#### [Short problem]
Reproduce every entry exactly and leave its pictures out.

[Stored data entries]
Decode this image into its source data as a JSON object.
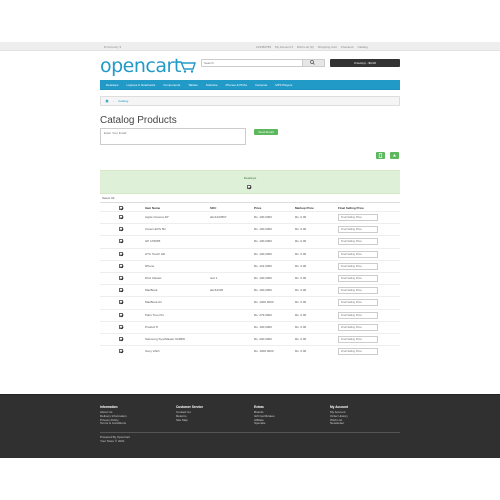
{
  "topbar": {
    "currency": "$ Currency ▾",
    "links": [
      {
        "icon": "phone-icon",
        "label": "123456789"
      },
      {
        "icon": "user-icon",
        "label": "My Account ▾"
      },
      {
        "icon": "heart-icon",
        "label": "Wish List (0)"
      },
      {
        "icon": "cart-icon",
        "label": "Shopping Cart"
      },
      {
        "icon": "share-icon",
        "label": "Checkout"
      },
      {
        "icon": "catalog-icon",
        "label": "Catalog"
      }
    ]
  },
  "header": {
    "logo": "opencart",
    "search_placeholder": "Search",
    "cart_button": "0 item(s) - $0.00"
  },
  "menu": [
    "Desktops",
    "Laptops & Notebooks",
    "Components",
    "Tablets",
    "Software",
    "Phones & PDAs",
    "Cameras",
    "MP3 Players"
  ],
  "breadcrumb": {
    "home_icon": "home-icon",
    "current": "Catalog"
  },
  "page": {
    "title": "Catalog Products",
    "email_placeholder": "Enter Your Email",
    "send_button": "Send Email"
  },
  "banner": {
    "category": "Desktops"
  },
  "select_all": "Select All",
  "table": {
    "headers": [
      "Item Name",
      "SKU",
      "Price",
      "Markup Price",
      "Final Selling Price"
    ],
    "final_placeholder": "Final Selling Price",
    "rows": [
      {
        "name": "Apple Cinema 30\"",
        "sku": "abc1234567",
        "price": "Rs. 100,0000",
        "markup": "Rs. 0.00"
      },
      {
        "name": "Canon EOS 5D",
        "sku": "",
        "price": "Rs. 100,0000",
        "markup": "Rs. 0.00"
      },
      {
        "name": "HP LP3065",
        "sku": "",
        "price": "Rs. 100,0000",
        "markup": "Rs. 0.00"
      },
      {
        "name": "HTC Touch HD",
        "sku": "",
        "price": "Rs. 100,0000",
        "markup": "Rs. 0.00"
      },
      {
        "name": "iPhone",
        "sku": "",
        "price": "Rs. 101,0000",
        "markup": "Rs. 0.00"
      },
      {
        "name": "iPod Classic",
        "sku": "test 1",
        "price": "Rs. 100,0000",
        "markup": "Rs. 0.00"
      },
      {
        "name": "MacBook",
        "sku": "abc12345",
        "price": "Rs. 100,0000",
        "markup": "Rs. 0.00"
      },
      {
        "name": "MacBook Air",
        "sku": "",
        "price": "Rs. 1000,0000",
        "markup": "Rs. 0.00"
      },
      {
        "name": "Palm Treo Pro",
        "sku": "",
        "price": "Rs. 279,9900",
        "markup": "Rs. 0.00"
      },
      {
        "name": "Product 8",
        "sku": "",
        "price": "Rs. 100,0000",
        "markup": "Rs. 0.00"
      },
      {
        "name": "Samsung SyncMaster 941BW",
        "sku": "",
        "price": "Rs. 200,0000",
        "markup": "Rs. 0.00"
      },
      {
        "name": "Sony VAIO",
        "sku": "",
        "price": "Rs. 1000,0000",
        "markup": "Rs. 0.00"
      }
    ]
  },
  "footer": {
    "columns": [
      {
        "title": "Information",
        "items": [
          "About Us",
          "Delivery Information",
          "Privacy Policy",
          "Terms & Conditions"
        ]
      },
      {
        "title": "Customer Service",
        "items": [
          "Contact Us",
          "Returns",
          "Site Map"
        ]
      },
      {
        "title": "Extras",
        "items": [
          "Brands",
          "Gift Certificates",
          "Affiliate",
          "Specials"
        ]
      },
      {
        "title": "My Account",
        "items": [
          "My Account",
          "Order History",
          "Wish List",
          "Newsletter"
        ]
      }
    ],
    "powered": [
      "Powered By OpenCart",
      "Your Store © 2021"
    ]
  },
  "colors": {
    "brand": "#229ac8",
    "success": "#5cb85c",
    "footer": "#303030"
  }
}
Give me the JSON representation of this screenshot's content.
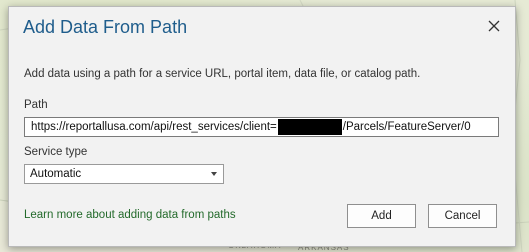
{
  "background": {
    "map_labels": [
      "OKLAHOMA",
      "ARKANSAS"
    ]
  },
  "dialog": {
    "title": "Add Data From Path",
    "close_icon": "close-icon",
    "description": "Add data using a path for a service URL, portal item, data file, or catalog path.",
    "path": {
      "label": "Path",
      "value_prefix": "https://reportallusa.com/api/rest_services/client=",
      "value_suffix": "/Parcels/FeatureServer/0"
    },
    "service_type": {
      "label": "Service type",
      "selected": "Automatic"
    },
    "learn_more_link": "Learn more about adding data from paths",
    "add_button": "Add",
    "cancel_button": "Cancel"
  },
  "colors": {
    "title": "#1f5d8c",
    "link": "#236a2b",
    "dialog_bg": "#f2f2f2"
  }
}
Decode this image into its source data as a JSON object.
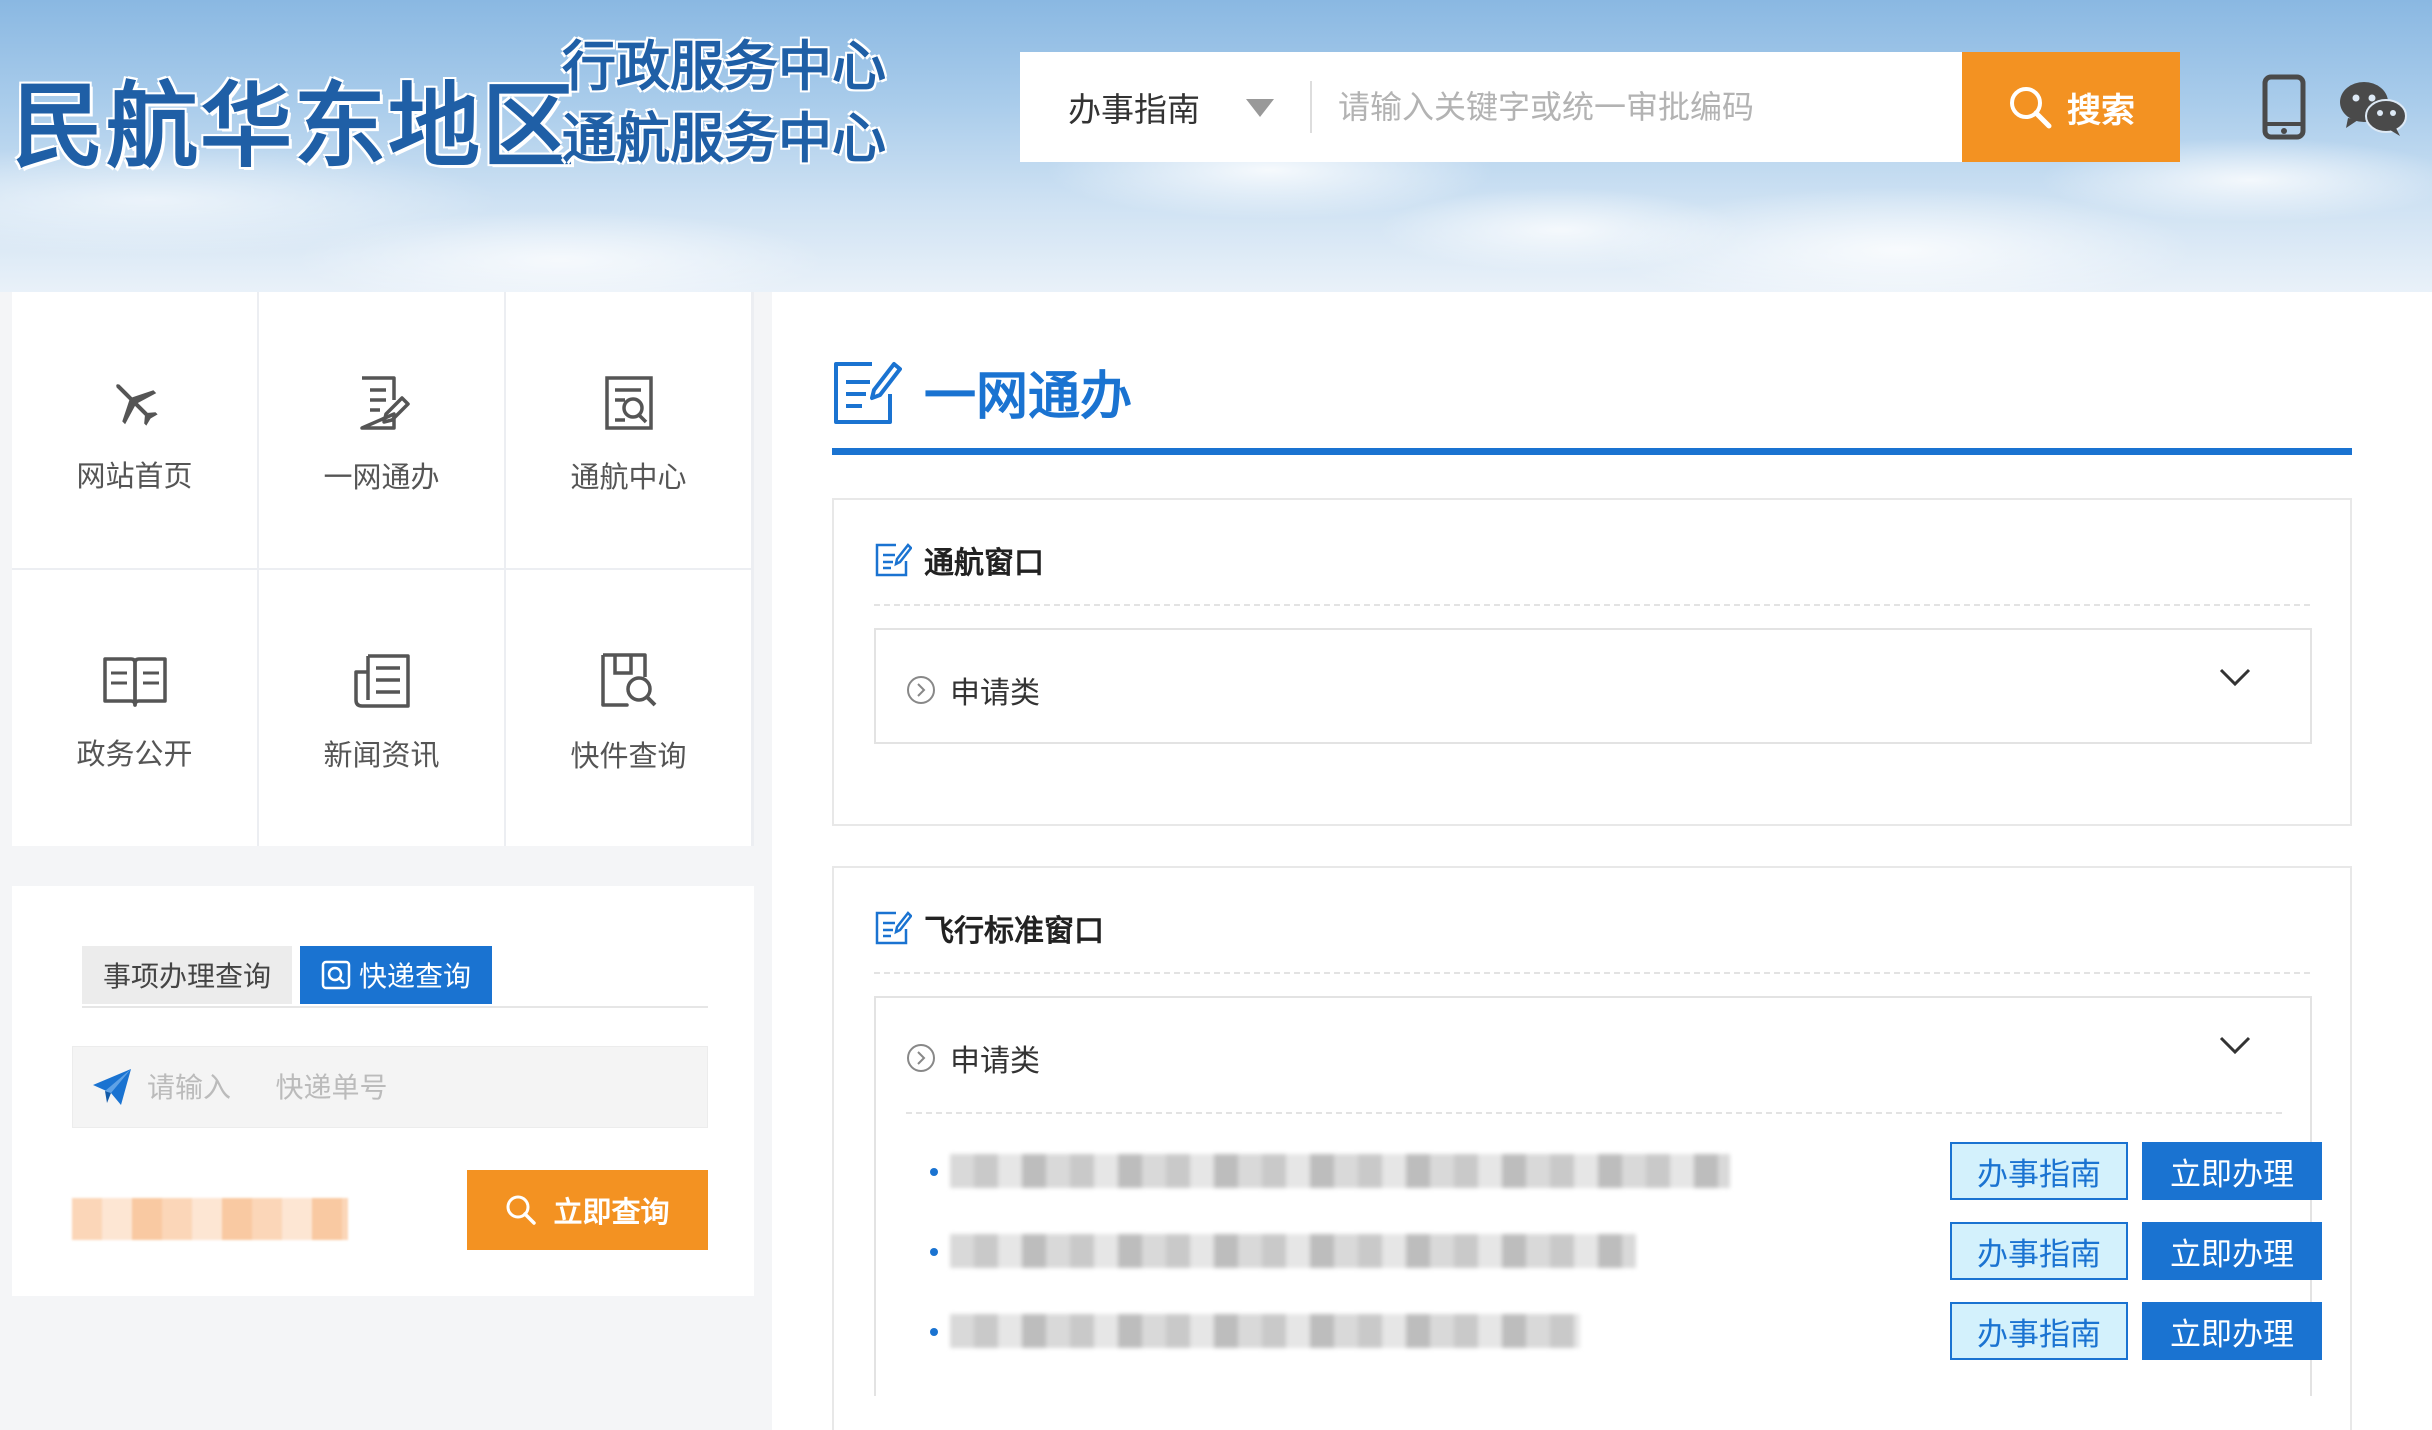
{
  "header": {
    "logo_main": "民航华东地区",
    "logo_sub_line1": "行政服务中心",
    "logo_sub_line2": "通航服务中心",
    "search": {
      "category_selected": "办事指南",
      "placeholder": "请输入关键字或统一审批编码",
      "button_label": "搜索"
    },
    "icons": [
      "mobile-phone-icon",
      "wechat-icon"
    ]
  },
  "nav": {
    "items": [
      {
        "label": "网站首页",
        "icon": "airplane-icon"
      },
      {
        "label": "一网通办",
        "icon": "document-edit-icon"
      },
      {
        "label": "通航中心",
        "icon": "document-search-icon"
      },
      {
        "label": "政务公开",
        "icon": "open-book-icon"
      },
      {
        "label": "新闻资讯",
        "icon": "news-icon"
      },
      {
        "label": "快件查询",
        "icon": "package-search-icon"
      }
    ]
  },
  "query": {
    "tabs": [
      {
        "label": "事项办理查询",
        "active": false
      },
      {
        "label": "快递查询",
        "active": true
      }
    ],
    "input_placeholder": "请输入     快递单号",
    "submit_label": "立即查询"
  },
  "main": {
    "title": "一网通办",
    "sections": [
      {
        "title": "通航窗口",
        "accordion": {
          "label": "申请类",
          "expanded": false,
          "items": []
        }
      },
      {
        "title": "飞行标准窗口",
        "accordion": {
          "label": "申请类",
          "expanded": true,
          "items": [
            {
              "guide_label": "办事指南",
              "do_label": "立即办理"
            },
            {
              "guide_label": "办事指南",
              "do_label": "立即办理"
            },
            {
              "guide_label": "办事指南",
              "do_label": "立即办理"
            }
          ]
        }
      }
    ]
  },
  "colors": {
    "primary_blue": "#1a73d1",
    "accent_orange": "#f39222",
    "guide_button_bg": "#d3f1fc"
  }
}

#### [Exercise output]
Decode this image into its source data as a JSON object.
{
  "topbar": {
    "currency": "$ Currency ▾",
    "links": [
      {
        "icon": "phone-icon",
        "label": "123456789"
      },
      {
        "icon": "user-icon",
        "label": "My Account ▾"
      },
      {
        "icon": "heart-icon",
        "label": "Wish List (0)"
      },
      {
        "icon": "cart-icon",
        "label": "Shopping Cart"
      },
      {
        "icon": "share-icon",
        "label": "Checkout"
      },
      {
        "icon": "catalog-icon",
        "label": "Catalog"
      }
    ]
  },
  "header": {
    "logo": "opencart",
    "search_placeholder": "Search",
    "cart_button": "0 item(s) - $0.00"
  },
  "menu": [
    "Desktops",
    "Laptops & Notebooks",
    "Components",
    "Tablets",
    "Software",
    "Phones & PDAs",
    "Cameras",
    "MP3 Players"
  ],
  "breadcrumb": {
    "home_icon": "home-icon",
    "current": "Catalog"
  },
  "page": {
    "title": "Catalog Products",
    "email_placeholder": "Enter Your Email",
    "send_button": "Send Email"
  },
  "banner": {
    "category": "Desktops"
  },
  "select_all": "Select All",
  "table": {
    "headers": [
      "Item Name",
      "SKU",
      "Price",
      "Markup Price",
      "Final Selling Price"
    ],
    "final_placeholder": "Final Selling Price",
    "rows": [
      {
        "name": "Apple Cinema 30\"",
        "sku": "abc1234567",
        "price": "Rs. 100,0000",
        "markup": "Rs. 0.00"
      },
      {
        "name": "Canon EOS 5D",
        "sku": "",
        "price": "Rs. 100,0000",
        "markup": "Rs. 0.00"
      },
      {
        "name": "HP LP3065",
        "sku": "",
        "price": "Rs. 100,0000",
        "markup": "Rs. 0.00"
      },
      {
        "name": "HTC Touch HD",
        "sku": "",
        "price": "Rs. 100,0000",
        "markup": "Rs. 0.00"
      },
      {
        "name": "iPhone",
        "sku": "",
        "price": "Rs. 101,0000",
        "markup": "Rs. 0.00"
      },
      {
        "name": "iPod Classic",
        "sku": "test 1",
        "price": "Rs. 100,0000",
        "markup": "Rs. 0.00"
      },
      {
        "name": "MacBook",
        "sku": "abc12345",
        "price": "Rs. 100,0000",
        "markup": "Rs. 0.00"
      },
      {
        "name": "MacBook Air",
        "sku": "",
        "price": "Rs. 1000,0000",
        "markup": "Rs. 0.00"
      },
      {
        "name": "Palm Treo Pro",
        "sku": "",
        "price": "Rs. 279,9900",
        "markup": "Rs. 0.00"
      },
      {
        "name": "Product 8",
        "sku": "",
        "price": "Rs. 100,0000",
        "markup": "Rs. 0.00"
      },
      {
        "name": "Samsung SyncMaster 941BW",
        "sku": "",
        "price": "Rs. 200,0000",
        "markup": "Rs. 0.00"
      },
      {
        "name": "Sony VAIO",
        "sku": "",
        "price": "Rs. 1000,0000",
        "markup": "Rs. 0.00"
      }
    ]
  },
  "footer": {
    "columns": [
      {
        "title": "Information",
        "items": [
          "About Us",
          "Delivery Information",
          "Privacy Policy",
          "Terms & Conditions"
        ]
      },
      {
        "title": "Customer Service",
        "items": [
          "Contact Us",
          "Returns",
          "Site Map"
        ]
      },
      {
        "title": "Extras",
        "items": [
          "Brands",
          "Gift Certificates",
          "Affiliate",
          "Specials"
        ]
      },
      {
        "title": "My Account",
        "items": [
          "My Account",
          "Order History",
          "Wish List",
          "Newsletter"
        ]
      }
    ],
    "powered": [
      "Powered By OpenCart",
      "Your Store © 2021"
    ]
  },
  "colors": {
    "brand": "#229ac8",
    "success": "#5cb85c",
    "footer": "#303030"
  }
}
Give me the JSON representation of this screenshot's content.
{
  "background": {
    "map_labels": [
      "OKLAHOMA",
      "ARKANSAS"
    ]
  },
  "dialog": {
    "title": "Add Data From Path",
    "close_icon": "close-icon",
    "description": "Add data using a path for a service URL, portal item, data file, or catalog path.",
    "path": {
      "label": "Path",
      "value_prefix": "https://reportallusa.com/api/rest_services/client=",
      "value_suffix": "/Parcels/FeatureServer/0"
    },
    "service_type": {
      "label": "Service type",
      "selected": "Automatic"
    },
    "learn_more_link": "Learn more about adding data from paths",
    "add_button": "Add",
    "cancel_button": "Cancel"
  },
  "colors": {
    "title": "#1f5d8c",
    "link": "#236a2b",
    "dialog_bg": "#f2f2f2"
  }
}
Decode this image into its source data as a JSON object.
{
  "header": {
    "logo_main": "民航华东地区",
    "logo_sub_line1": "行政服务中心",
    "logo_sub_line2": "通航服务中心",
    "search": {
      "category_selected": "办事指南",
      "placeholder": "请输入关键字或统一审批编码",
      "button_label": "搜索"
    },
    "icons": [
      "mobile-phone-icon",
      "wechat-icon"
    ]
  },
  "nav": {
    "items": [
      {
        "label": "网站首页",
        "icon": "airplane-icon"
      },
      {
        "label": "一网通办",
        "icon": "document-edit-icon"
      },
      {
        "label": "通航中心",
        "icon": "document-search-icon"
      },
      {
        "label": "政务公开",
        "icon": "open-book-icon"
      },
      {
        "label": "新闻资讯",
        "icon": "news-icon"
      },
      {
        "label": "快件查询",
        "icon": "package-search-icon"
      }
    ]
  },
  "query": {
    "tabs": [
      {
        "label": "事项办理查询",
        "active": false
      },
      {
        "label": "快递查询",
        "active": true
      }
    ],
    "input_placeholder": "请输入     快递单号",
    "submit_label": "立即查询"
  },
  "main": {
    "title": "一网通办",
    "sections": [
      {
        "title": "通航窗口",
        "accordion": {
          "label": "申请类",
          "expanded": false,
          "items": []
        }
      },
      {
        "title": "飞行标准窗口",
        "accordion": {
          "label": "申请类",
          "expanded": true,
          "items": [
            {
              "guide_label": "办事指南",
              "do_label": "立即办理"
            },
            {
              "guide_label": "办事指南",
              "do_label": "立即办理"
            },
            {
              "guide_label": "办事指南",
              "do_label": "立即办理"
            }
          ]
        }
      }
    ]
  },
  "colors": {
    "primary_blue": "#1a73d1",
    "accent_orange": "#f39222",
    "guide_button_bg": "#d3f1fc"
  }
}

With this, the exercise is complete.